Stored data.
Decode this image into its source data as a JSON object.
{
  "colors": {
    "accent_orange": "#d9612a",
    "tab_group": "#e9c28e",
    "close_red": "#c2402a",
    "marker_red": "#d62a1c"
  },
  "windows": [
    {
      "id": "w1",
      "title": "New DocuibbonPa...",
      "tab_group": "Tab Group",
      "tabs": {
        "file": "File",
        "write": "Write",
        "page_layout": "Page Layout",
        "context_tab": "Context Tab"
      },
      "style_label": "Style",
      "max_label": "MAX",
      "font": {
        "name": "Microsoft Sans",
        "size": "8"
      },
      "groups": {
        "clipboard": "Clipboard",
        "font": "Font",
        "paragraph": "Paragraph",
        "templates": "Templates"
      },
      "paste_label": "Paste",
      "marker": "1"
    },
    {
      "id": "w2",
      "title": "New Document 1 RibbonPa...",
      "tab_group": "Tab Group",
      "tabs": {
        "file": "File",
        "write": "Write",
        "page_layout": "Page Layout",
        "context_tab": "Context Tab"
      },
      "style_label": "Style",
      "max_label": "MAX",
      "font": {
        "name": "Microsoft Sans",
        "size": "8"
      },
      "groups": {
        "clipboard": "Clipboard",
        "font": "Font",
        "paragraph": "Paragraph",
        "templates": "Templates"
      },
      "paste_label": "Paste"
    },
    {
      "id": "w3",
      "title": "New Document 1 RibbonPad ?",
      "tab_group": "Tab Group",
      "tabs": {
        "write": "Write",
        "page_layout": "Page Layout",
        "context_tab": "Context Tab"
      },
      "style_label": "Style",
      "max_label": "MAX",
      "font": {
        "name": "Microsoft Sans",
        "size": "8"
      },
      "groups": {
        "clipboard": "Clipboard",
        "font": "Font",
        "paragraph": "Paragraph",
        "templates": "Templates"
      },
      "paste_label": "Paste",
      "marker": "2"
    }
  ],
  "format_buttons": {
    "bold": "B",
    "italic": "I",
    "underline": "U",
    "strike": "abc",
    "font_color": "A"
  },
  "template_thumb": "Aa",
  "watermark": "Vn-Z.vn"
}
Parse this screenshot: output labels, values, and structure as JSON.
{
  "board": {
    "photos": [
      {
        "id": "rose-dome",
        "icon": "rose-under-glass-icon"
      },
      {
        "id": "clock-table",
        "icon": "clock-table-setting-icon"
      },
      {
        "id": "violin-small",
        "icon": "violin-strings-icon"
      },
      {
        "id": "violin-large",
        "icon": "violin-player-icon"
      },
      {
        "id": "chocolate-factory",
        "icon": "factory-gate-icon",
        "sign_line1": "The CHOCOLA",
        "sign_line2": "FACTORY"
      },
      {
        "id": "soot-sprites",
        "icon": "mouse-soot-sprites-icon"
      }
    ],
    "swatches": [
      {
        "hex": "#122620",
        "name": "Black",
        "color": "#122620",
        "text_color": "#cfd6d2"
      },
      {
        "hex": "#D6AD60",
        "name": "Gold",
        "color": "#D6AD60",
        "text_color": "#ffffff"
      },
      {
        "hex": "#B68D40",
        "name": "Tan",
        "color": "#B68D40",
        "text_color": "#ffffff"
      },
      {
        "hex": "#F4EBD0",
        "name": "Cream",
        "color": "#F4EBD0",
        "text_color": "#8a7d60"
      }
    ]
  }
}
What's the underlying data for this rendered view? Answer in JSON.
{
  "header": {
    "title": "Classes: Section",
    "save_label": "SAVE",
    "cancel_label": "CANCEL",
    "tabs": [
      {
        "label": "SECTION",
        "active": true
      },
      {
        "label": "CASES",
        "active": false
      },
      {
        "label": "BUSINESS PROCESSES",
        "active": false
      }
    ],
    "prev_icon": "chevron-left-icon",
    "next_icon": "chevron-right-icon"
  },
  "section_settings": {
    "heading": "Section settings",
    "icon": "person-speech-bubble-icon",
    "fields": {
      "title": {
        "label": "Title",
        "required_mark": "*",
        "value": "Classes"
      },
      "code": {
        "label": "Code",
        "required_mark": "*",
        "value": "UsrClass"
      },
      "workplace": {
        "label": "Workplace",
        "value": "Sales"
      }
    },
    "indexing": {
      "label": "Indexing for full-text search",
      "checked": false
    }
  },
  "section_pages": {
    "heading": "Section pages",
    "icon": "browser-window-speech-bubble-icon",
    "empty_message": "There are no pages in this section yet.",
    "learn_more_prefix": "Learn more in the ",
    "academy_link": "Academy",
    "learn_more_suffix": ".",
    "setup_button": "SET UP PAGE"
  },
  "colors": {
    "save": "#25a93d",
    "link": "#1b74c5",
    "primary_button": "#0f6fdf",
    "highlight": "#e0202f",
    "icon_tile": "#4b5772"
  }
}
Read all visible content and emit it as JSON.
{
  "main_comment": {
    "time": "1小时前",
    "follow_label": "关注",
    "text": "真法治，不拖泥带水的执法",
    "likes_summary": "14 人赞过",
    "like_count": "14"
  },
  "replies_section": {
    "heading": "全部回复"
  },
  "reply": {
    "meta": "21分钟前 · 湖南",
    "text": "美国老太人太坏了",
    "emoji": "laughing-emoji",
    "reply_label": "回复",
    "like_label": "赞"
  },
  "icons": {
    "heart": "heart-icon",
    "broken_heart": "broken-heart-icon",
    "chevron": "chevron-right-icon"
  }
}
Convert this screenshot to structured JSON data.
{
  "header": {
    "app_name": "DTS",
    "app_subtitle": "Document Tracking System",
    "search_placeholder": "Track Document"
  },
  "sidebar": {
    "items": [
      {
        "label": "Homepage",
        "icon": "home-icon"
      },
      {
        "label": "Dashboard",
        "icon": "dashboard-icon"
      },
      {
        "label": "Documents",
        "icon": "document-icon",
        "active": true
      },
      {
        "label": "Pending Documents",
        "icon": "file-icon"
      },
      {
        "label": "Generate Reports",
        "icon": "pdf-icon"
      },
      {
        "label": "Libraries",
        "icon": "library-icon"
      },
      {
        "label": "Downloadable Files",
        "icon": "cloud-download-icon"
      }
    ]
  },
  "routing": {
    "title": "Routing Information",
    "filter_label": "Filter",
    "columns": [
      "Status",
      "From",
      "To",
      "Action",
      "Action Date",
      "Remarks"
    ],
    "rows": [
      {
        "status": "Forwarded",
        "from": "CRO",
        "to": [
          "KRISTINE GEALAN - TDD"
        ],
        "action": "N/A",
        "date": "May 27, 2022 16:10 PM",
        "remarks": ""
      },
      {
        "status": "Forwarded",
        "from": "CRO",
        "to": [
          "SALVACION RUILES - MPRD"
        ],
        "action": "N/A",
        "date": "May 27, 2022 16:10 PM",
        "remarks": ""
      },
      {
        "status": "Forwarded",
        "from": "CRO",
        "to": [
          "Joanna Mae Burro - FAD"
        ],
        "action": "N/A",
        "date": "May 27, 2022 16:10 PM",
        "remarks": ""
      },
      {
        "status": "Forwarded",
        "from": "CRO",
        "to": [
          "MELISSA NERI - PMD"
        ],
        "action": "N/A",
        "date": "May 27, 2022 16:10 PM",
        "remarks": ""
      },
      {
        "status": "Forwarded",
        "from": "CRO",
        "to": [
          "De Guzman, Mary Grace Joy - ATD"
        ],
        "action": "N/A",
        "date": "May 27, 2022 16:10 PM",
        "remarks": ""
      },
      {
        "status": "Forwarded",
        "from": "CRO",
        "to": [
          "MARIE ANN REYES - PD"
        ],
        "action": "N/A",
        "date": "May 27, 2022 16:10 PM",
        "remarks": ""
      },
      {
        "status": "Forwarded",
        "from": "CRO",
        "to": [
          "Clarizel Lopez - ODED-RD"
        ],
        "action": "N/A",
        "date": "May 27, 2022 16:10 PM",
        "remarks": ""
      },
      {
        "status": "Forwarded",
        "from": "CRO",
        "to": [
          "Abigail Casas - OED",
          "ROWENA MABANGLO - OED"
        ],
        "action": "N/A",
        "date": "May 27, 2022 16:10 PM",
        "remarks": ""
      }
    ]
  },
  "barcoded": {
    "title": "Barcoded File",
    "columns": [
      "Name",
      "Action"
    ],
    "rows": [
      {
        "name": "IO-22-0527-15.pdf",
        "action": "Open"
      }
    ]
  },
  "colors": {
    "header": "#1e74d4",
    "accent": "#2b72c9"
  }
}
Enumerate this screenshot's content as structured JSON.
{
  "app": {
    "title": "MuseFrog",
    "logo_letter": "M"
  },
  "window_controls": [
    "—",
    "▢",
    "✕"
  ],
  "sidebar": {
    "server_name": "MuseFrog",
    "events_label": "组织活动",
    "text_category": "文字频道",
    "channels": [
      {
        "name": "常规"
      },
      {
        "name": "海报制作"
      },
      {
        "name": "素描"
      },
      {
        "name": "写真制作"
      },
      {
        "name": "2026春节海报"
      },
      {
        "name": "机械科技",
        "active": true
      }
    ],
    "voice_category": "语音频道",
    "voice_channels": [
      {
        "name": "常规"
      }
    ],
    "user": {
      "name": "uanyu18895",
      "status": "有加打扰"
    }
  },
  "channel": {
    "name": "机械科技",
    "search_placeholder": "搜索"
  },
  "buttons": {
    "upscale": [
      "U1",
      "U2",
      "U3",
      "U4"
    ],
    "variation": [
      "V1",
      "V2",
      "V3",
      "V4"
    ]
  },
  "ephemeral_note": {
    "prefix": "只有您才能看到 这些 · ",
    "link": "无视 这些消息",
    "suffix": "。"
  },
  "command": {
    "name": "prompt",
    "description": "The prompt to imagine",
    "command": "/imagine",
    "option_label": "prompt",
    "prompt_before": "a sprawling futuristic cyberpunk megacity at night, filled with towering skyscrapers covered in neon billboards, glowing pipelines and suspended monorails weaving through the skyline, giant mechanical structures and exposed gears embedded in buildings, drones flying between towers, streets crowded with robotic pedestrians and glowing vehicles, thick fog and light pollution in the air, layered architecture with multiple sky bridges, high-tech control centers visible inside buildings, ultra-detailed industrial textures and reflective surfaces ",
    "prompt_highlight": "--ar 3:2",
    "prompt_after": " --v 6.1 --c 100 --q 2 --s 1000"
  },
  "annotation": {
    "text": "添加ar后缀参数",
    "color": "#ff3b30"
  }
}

Exercise. Your reply is one number: how many lines of the records above contain the word "table".

Task answer. 2